Can you find the lines of the listing that include "Rate" and copy every one?

Dataset:
• • • •

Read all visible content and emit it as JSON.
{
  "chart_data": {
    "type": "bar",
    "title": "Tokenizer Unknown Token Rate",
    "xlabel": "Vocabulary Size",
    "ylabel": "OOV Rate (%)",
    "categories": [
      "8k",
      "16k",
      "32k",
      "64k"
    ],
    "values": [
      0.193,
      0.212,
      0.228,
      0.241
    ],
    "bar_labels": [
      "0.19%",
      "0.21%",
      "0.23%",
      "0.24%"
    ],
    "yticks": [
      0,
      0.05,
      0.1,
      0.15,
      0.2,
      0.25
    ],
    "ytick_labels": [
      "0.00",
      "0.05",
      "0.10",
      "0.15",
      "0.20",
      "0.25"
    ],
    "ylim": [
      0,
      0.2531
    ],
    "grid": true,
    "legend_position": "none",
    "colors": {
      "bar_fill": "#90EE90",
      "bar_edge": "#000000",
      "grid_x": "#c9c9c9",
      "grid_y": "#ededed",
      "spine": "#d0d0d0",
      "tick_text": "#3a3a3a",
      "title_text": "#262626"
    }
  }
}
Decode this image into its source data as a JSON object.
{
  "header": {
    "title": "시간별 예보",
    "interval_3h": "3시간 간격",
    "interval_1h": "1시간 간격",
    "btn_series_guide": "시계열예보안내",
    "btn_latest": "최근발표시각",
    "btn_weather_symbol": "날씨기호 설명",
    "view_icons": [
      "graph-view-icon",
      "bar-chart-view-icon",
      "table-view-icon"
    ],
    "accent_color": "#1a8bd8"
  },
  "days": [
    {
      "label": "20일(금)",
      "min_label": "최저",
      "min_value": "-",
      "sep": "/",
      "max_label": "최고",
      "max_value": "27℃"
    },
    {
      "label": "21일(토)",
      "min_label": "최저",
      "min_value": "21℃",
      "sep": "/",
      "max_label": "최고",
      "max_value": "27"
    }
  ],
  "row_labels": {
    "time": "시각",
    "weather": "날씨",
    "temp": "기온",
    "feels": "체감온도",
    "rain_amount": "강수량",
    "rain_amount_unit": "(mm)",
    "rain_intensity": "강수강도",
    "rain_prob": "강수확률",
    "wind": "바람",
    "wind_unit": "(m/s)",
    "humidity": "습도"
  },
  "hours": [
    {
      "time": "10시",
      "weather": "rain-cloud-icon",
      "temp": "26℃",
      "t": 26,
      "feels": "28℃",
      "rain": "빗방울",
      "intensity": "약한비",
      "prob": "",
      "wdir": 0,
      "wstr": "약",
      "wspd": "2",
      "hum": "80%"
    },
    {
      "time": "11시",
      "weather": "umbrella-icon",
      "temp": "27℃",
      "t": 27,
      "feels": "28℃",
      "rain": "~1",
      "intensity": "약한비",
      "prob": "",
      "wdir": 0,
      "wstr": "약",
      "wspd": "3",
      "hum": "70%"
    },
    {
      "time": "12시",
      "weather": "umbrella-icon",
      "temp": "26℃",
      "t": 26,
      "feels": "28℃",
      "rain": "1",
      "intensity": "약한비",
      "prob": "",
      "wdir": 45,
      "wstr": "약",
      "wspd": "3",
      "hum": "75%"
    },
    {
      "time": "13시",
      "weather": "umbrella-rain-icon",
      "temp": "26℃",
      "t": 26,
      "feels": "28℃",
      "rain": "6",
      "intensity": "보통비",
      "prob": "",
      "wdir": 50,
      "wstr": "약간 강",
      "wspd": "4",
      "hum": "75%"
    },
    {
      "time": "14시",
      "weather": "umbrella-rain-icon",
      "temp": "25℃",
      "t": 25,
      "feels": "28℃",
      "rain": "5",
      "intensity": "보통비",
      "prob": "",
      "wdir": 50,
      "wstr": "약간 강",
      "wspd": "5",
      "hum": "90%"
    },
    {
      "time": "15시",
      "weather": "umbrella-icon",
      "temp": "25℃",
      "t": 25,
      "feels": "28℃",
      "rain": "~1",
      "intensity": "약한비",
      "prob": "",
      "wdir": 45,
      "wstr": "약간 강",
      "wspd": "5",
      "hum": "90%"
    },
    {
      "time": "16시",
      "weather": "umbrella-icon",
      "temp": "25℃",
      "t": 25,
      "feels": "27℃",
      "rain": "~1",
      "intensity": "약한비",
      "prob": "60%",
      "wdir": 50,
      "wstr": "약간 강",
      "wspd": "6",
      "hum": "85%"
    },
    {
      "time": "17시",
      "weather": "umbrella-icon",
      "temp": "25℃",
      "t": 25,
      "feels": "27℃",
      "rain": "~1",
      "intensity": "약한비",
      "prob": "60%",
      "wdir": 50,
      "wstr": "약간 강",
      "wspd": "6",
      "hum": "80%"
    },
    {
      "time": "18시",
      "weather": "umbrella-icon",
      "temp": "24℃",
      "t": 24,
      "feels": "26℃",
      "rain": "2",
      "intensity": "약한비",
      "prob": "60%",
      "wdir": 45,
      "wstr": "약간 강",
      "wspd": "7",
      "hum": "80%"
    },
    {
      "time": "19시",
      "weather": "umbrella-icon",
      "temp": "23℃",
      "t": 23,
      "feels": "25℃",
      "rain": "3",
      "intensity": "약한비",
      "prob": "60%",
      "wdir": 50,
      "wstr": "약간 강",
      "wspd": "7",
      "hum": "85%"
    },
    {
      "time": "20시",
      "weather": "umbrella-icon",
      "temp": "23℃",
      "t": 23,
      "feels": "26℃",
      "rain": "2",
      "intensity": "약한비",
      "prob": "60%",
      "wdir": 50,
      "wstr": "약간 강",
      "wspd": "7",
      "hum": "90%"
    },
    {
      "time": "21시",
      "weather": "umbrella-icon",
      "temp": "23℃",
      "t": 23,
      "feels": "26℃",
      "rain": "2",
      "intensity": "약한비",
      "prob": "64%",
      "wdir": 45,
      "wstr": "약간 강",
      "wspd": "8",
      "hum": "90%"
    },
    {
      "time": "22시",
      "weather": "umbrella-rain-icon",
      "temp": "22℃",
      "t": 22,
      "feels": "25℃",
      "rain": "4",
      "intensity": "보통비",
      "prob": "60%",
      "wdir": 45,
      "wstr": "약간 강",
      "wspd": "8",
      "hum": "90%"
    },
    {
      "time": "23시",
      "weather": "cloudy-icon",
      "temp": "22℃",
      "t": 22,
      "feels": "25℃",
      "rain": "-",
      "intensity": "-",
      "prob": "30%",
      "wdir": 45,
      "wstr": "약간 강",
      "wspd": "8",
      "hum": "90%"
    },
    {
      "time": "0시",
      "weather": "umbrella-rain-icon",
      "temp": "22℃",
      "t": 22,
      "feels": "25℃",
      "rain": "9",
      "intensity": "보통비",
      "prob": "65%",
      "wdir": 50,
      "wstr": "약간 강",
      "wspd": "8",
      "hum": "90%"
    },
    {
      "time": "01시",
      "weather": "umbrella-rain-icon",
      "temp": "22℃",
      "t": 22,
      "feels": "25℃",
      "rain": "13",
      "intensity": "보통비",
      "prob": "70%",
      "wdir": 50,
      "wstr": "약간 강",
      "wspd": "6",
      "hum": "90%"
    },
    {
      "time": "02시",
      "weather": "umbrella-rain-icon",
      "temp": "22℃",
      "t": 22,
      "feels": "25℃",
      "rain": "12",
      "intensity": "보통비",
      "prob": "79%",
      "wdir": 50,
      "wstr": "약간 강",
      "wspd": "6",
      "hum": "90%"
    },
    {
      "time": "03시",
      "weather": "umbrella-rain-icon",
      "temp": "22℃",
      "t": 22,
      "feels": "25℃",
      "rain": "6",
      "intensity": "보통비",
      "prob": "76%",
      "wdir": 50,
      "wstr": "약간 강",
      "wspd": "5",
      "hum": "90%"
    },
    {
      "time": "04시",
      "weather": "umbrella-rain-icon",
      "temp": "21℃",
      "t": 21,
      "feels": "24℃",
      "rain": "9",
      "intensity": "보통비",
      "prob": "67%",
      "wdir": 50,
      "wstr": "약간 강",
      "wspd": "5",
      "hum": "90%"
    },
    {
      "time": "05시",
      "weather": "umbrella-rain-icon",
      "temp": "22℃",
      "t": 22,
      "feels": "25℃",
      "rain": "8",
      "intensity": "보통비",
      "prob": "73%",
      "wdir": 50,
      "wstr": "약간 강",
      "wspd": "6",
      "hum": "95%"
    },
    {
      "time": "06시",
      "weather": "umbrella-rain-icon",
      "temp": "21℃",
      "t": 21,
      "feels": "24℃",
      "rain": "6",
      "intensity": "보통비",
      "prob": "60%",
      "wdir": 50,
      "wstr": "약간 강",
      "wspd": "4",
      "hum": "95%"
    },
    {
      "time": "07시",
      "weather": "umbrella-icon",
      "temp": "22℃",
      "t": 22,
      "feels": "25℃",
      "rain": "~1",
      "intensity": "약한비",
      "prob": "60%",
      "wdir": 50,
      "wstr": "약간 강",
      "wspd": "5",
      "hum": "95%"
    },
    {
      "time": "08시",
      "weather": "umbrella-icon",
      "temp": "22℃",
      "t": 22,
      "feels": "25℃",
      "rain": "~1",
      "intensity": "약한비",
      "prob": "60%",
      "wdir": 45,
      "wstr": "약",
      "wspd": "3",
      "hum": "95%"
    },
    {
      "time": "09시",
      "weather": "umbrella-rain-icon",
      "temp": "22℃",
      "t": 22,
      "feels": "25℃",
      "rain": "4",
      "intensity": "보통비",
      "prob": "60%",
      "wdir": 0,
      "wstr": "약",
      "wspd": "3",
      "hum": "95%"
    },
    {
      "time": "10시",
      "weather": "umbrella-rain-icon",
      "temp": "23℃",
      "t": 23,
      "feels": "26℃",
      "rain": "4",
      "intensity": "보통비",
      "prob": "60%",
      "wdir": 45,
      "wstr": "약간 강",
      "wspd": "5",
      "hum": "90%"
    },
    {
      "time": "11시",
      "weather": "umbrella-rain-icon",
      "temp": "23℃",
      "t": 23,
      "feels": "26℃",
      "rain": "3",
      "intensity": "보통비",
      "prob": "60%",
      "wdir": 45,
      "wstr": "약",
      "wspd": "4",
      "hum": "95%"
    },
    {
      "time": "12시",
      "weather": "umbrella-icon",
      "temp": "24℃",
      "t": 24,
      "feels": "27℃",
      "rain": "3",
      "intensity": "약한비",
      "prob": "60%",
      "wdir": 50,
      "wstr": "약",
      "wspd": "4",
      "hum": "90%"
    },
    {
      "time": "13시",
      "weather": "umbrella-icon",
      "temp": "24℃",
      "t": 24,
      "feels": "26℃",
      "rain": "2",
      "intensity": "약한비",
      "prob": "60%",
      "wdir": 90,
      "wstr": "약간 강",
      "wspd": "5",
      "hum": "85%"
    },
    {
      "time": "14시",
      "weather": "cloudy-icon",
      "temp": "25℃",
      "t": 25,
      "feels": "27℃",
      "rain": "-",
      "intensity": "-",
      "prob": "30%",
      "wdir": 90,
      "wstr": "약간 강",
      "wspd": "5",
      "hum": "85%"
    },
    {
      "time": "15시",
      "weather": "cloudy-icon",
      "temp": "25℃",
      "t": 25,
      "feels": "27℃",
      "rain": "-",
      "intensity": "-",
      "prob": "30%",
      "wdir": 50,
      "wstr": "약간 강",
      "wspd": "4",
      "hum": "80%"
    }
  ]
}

• • • •

Output for this exercise:
    "title": "Tokenizer Unknown Token Rate",
    "ylabel": "OOV Rate (%)",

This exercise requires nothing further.